= Task list =
1. Answer these from the Huawei article, one line each:
(a) What was the NSA operation against Huawei called, and in what year did it begin?
(b) What was Huawei's revenue in 2013?
(c) Which three executives have taken six-month turns as acting CEO since 2011?
2. For each statement, decide whether the Huawei article supports it, and quote the words that settle it:
(a) Xu said the NSA reports had a big impact on Huawei's business growth.
(b) Ren has used his right to veto board decisions.
(c) Huawei's enterprise division grew its revenue by 32 percent.
3. Please explain, in one to three sentences, why the Huawei article says the NSA reports still weighed on the company even though business growth was not much affected.

Huawei says NSA spying reports won't impact biz

Huawei said revelations that the U.S. National Security Agency had worked to crack into its servers and network gear and spy on the company will not have a negative impact on its business, according to acting CEO Eric Xu. However, the reports, which surfaced in March, have led Huawei executives and workers to engage in time-consuming damage control.

In March both the New York Times and Germany's Der Spiegel reported that the NSA has been spying on the company via so-called "back doors" into the company's servers in Shenzhen, China. Xu addressed those reports this week during a Huawei analyst conference.

"On the NSA ... it does not have a big impact on business growth," Xu said, according to Reuters. "But it has an impact on workloads, in communicating with and persuading current industry stakeholders (that products are secure), and that's more tiresome."

The surveillance activities were included in NSA documents provided by former agency contractor Edward Snowden. Via the operation called "Shotgiant," which began in 2007 and made major inroads into Huawei's servers during 2010, the NSA gleaned sensitive information about Huawei's technology and even monitored communications of the company's top executives, including its founder, Ren Zhengfei.

According to documents, the NSA also intended to use the information it gained about Huawei's technology, which included product source codes, to exploit Huawei equipment wherever it was deployed--whether in nations considered allies or others that avoided U.S. products--by conducting espionage and even offensive cyber-operations if ordered by the president. The irony, of course, is that U.S. officials have long suspected, but never offered definitive proof, that Huawei has ties to the Chinese government or military, and the company's products could be used as vehicle for espionage against the U.S. Huawei has denied those claims.

Since the Snowden revelations began last year, some U.S.-based multinational companies, including network gear makers, have seen their businesses suffer after the Chinese government pressured domestic firms to avoid purchasing U.S. products.

At Huawei's analyst conference, Xu also revealed that when Ren steps down as permanent CEO the company will be run by a team of executives, not a single person. "I can clearly tell everyone here that in the future the successor to Mr. Ren will not just be one person," Xu said, though he did not say when the new management structure would be put in place.

Since 2011 Xu, Guo Ping and Ken Hu have taken six-month turns as acting Huawei CEO, though Ren remains the company's permanent CEO. According to the Wall Street Journal, Huawei has said Ren has the right to veto decisions made by the company's board, but Huawei board member Chen Lifang told the Journal in an interview last year that Ren had never exercised the veto right.

Overall, privately held Huawei has said its financial performance was strong across all business areas in 2013, with revenue of $38 billion, up 8.5 percent year-over-year. Sales at Huawei's carrier network unit increased 4 percent to $26.7 billion last year, while its enterprise division increased revenue 32 percent to $2.4 billion. Huawei is targeting total 2018 revenue almost double the total revenue the company booked in 2013.

= Raw data =
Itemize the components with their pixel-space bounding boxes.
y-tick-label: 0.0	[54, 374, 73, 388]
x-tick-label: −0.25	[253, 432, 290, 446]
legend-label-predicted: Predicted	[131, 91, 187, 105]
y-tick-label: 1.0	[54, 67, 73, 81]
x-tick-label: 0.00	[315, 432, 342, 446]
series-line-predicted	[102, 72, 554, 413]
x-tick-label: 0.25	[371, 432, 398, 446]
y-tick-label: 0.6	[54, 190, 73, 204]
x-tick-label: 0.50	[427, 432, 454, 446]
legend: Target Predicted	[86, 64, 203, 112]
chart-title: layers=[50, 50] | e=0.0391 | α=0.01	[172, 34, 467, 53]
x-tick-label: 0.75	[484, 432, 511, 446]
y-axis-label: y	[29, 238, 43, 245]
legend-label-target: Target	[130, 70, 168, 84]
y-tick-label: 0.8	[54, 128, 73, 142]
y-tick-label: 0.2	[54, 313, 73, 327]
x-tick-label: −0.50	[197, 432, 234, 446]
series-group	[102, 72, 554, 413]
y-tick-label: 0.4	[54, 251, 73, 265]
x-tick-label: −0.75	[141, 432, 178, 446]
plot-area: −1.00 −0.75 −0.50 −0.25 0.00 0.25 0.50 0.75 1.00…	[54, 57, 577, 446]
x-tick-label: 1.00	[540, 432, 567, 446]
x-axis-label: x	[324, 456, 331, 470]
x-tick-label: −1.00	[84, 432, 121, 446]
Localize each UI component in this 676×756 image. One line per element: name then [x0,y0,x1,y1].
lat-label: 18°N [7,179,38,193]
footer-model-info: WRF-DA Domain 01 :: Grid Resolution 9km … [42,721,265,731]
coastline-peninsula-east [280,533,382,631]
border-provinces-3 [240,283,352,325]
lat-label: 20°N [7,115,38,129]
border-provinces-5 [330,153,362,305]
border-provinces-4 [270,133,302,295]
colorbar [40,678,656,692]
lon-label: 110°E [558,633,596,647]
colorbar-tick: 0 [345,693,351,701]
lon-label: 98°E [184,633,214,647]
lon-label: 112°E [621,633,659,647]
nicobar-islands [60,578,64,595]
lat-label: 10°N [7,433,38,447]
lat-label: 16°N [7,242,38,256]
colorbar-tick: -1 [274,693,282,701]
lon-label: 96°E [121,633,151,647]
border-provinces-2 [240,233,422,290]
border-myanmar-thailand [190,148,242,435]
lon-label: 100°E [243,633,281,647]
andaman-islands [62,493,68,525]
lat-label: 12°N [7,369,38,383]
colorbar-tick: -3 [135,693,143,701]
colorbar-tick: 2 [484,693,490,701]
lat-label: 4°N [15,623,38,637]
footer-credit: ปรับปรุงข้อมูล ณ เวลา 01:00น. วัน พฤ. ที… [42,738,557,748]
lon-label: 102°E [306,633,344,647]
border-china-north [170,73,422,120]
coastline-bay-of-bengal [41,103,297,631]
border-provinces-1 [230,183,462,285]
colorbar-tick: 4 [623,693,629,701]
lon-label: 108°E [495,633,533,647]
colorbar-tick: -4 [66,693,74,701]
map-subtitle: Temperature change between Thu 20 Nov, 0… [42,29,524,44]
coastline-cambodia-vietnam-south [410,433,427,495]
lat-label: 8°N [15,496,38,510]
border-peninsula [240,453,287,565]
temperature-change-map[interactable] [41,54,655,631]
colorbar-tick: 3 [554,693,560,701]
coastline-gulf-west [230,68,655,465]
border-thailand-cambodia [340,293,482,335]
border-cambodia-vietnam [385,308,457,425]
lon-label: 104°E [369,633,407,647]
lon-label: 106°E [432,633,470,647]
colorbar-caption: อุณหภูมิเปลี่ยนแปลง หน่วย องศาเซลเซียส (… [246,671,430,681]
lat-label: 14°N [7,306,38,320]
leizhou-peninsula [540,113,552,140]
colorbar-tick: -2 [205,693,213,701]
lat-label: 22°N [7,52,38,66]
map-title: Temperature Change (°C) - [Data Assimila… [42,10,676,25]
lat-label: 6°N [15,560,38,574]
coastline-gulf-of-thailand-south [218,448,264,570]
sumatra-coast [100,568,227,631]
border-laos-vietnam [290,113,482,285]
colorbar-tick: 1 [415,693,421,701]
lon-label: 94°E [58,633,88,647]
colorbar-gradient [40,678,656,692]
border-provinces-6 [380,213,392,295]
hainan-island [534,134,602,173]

= The answers =
1.
(a) "Shotgiant," which began in 2007.
(b) $38 billion, up 8.5 percent year-over-year.
(c) Eric Xu, Guo Ping and Ken Hu.

2.
(a) No: "it does not have a big impact on business growth"
(b) No: "Ren had never exercised the veto right"
(c) Yes: "its enterprise division increased revenue 32 percent to $2.4 billion"

3. The reports added to Huawei's workload because executives and workers had to communicate with current industry stakeholders and persuade them that its products are secure. Xu called this time-consuming damage control "more tiresome."